Problem description.
Using the records provided below, locate and copy each line that contains the word "JSON".

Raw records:
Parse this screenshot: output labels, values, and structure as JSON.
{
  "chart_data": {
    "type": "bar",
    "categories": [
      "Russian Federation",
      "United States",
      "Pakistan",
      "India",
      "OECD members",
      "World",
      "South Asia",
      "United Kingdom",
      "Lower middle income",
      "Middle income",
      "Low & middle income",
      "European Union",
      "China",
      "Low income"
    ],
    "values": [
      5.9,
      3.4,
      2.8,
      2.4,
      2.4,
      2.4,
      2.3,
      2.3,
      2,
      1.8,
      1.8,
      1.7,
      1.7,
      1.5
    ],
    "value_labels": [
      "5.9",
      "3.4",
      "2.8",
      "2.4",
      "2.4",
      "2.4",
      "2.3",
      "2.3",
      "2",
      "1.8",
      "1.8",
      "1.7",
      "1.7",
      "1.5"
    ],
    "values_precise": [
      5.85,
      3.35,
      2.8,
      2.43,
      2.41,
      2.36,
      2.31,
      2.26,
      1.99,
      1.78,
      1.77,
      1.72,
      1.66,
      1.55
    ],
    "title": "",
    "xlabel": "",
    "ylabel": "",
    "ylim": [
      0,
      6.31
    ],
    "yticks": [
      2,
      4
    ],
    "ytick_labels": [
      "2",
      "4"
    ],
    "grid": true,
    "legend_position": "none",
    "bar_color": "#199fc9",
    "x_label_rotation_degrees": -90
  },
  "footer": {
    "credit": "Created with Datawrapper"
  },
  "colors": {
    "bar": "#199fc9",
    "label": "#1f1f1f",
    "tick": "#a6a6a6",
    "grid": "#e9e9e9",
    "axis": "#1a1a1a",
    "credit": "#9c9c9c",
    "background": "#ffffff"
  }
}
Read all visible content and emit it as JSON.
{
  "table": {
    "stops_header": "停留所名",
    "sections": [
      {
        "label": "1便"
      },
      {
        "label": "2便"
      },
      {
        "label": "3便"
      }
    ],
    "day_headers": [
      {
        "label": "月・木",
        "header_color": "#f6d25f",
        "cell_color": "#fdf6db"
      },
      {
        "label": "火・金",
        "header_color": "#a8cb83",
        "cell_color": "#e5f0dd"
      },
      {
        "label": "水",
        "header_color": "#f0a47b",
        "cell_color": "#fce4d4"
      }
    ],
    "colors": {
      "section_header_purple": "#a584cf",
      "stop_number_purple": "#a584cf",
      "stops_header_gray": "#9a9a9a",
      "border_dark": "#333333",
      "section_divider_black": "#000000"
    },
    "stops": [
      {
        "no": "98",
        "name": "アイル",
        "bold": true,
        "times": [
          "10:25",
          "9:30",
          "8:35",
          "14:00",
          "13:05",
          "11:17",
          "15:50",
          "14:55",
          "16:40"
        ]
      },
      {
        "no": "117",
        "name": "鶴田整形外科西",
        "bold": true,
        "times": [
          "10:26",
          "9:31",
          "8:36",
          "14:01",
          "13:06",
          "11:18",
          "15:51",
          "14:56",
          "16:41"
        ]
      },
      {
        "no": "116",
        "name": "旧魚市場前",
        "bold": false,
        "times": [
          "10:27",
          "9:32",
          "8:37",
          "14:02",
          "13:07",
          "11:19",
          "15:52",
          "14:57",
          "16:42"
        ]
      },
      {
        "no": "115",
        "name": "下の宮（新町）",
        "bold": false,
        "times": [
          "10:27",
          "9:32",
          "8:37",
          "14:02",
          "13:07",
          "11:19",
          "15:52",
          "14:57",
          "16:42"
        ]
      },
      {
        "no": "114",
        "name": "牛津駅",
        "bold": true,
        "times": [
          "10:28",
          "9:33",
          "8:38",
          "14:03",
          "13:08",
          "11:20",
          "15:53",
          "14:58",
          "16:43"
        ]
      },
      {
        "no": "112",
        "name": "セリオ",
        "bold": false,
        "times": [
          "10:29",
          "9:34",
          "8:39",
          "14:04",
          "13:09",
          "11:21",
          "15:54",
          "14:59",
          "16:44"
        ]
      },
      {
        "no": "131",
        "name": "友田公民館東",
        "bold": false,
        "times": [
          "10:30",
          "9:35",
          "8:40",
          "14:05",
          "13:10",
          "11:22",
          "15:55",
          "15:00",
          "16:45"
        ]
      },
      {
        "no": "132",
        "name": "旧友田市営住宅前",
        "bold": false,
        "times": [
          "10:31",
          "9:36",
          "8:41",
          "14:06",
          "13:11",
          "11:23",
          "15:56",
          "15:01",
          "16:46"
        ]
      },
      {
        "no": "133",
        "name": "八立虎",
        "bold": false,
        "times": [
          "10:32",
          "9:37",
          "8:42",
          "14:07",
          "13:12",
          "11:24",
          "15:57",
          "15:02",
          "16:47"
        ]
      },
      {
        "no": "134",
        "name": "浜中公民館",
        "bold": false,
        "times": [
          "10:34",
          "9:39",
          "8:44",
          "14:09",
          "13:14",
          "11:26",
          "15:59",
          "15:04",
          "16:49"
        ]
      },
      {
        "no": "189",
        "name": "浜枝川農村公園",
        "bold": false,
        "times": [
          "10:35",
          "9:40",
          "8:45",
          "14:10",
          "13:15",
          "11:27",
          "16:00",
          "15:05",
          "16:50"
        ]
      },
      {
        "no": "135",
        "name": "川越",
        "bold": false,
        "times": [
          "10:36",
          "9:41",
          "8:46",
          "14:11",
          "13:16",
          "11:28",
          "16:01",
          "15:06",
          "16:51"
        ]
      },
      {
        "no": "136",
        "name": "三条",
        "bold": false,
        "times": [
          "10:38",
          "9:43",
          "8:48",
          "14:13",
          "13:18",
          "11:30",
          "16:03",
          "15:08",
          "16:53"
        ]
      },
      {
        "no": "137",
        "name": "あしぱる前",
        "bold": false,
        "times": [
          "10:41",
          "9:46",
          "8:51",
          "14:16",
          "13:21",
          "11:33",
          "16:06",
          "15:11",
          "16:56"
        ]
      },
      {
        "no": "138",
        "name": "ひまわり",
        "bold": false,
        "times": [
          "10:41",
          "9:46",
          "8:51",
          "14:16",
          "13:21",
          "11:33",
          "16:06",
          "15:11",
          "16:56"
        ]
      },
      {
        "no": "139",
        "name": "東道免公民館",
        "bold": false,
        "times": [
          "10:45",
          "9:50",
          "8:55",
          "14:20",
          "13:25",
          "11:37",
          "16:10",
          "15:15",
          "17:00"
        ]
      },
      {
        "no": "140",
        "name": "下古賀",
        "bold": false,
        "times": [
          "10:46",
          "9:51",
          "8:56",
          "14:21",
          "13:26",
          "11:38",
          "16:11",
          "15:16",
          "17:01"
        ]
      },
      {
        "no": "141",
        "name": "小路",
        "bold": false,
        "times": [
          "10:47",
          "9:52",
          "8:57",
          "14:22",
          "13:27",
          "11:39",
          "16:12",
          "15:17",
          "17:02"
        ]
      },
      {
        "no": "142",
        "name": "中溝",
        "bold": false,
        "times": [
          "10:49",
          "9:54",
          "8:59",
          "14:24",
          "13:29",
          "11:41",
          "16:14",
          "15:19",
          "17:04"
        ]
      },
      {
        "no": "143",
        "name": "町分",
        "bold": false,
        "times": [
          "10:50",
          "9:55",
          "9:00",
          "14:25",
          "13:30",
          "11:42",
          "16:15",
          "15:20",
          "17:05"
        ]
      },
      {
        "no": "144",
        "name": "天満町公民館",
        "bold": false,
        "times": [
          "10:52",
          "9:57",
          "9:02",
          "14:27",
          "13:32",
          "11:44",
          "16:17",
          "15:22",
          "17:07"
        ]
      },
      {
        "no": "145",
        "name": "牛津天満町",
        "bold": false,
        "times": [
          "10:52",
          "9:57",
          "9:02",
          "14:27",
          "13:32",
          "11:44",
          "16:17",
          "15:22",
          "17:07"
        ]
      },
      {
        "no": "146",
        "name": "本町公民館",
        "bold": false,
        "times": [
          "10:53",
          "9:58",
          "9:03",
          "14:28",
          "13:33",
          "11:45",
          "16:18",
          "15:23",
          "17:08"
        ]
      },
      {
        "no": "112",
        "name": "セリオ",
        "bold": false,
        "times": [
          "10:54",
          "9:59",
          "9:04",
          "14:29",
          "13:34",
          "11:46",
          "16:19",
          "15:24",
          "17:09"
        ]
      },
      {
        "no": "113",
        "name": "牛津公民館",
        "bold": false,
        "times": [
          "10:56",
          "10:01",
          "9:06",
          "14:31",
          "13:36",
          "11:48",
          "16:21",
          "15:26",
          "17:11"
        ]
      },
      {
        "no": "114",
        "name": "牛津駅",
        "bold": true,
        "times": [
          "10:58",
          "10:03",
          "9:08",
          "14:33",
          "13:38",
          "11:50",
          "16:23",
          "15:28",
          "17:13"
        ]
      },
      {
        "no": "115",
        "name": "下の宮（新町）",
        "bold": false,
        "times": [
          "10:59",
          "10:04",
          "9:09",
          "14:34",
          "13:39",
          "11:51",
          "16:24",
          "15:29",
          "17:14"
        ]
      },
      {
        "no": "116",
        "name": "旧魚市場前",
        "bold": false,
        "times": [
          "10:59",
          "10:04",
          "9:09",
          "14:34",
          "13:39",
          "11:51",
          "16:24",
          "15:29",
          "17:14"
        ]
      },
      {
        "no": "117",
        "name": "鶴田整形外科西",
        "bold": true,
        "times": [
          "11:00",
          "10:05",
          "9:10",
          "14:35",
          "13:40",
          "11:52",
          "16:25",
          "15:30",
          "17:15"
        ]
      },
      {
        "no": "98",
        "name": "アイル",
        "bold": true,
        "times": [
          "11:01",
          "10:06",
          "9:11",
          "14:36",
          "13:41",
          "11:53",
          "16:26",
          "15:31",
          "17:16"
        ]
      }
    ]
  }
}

Output of the exercise.
Parse this screenshot: output labels, values, and structure as JSON.
Read all visible content and emit it as JSON.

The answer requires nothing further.